Stated problem: Check every line of the entries for "name", and copy the lines that hold it.

Given entries:
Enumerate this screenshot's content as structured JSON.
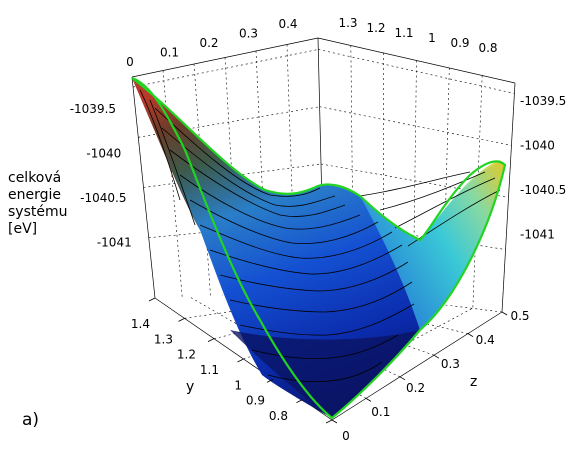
{
  "panel_label": "a)",
  "chart_data": {
    "type": "surface",
    "title": "",
    "zlabel_lines": [
      "celková",
      "energie",
      "systému",
      "[eV]"
    ],
    "xlabel": "y",
    "ylabel": "z",
    "x_axis_y_ticks": [
      "0.8",
      "0.9",
      "1",
      "1.1",
      "1.2",
      "1.3",
      "1.4"
    ],
    "x_axis_y_tick_values": [
      0.8,
      0.9,
      1.0,
      1.1,
      1.2,
      1.3,
      1.4
    ],
    "y_axis_z_ticks": [
      "0",
      "0.1",
      "0.2",
      "0.3",
      "0.4",
      "0.5"
    ],
    "y_axis_z_tick_values": [
      0,
      0.1,
      0.2,
      0.3,
      0.4,
      0.5
    ],
    "top_back_z_ticks": [
      "0",
      "0.1",
      "0.2",
      "0.3",
      "0.4"
    ],
    "top_back_y_ticks": [
      "1.3",
      "1.2",
      "1.1",
      "1",
      "0.9",
      "0.8"
    ],
    "energy_ticks_left": [
      "-1039.5",
      "-1040",
      "-1040.5",
      "-1041"
    ],
    "energy_ticks_right": [
      "-1039.5",
      "-1040",
      "-1040.5",
      "-1041"
    ],
    "energy_tick_values": [
      -1039.5,
      -1040,
      -1040.5,
      -1041
    ],
    "y_range": [
      0.75,
      1.4
    ],
    "z_range": [
      0,
      0.5
    ],
    "energy_range": [
      -1041.6,
      -1039.4
    ],
    "grid": true,
    "colormap": [
      "#0a1464",
      "#0a2aaa",
      "#1450d2",
      "#2896e6",
      "#32c8dc",
      "#64e6b4",
      "#c8e65a",
      "#e6d232",
      "#5a4a23",
      "#b03a28"
    ],
    "surface_samples": [
      {
        "y": 1.4,
        "z": 0.0,
        "energy": -1039.45
      },
      {
        "y": 1.4,
        "z": 0.5,
        "energy": -1040.8
      },
      {
        "y": 0.75,
        "z": 0.0,
        "energy": -1041.6
      },
      {
        "y": 0.75,
        "z": 0.5,
        "energy": -1039.95
      },
      {
        "y": 1.05,
        "z": 0.25,
        "energy": -1040.7
      }
    ],
    "boundary_color": "#22d422",
    "contour_color": "#000000"
  }
}
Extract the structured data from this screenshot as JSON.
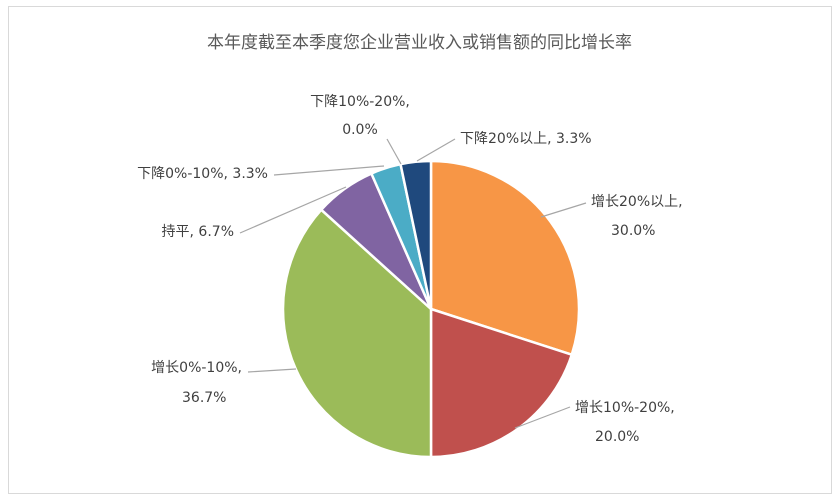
{
  "chart_data": {
    "type": "pie",
    "title": "本年度截至本季度您企业营业收入或销售额的同比增长率",
    "slices": [
      {
        "name": "增长20%以上",
        "value": 30.0,
        "label_line1": "增长20%以上,",
        "label_line2": "30.0%",
        "color": "#F79646"
      },
      {
        "name": "增长10%-20%",
        "value": 20.0,
        "label_line1": "增长10%-20%,",
        "label_line2": "20.0%",
        "color": "#C0504D"
      },
      {
        "name": "增长0%-10%",
        "value": 36.7,
        "label_line1": "增长0%-10%,",
        "label_line2": "36.7%",
        "color": "#9BBB59"
      },
      {
        "name": "持平",
        "value": 6.7,
        "label_line1": "持平, 6.7%",
        "label_line2": "",
        "color": "#8064A2"
      },
      {
        "name": "下降0%-10%",
        "value": 3.3,
        "label_line1": "下降0%-10%, 3.3%",
        "label_line2": "",
        "color": "#4BACC6"
      },
      {
        "name": "下降10%-20%",
        "value": 0.0,
        "label_line1": "下降10%-20%,",
        "label_line2": "0.0%",
        "color": "#4F81BD"
      },
      {
        "name": "下降20%以上",
        "value": 3.3,
        "label_line1": "下降20%以上, 3.3%",
        "label_line2": "",
        "color": "#1F497D"
      }
    ],
    "legend": "none",
    "start_angle_deg": 0,
    "direction": "clockwise"
  }
}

Final result:
        "name": "增长20%以上",
        "name": "增长10%-20%",
        "name": "增长0%-10%",
        "name": "持平",
        "name": "下降0%-10%",
        "name": "下降10%-20%",
        "name": "下降20%以上",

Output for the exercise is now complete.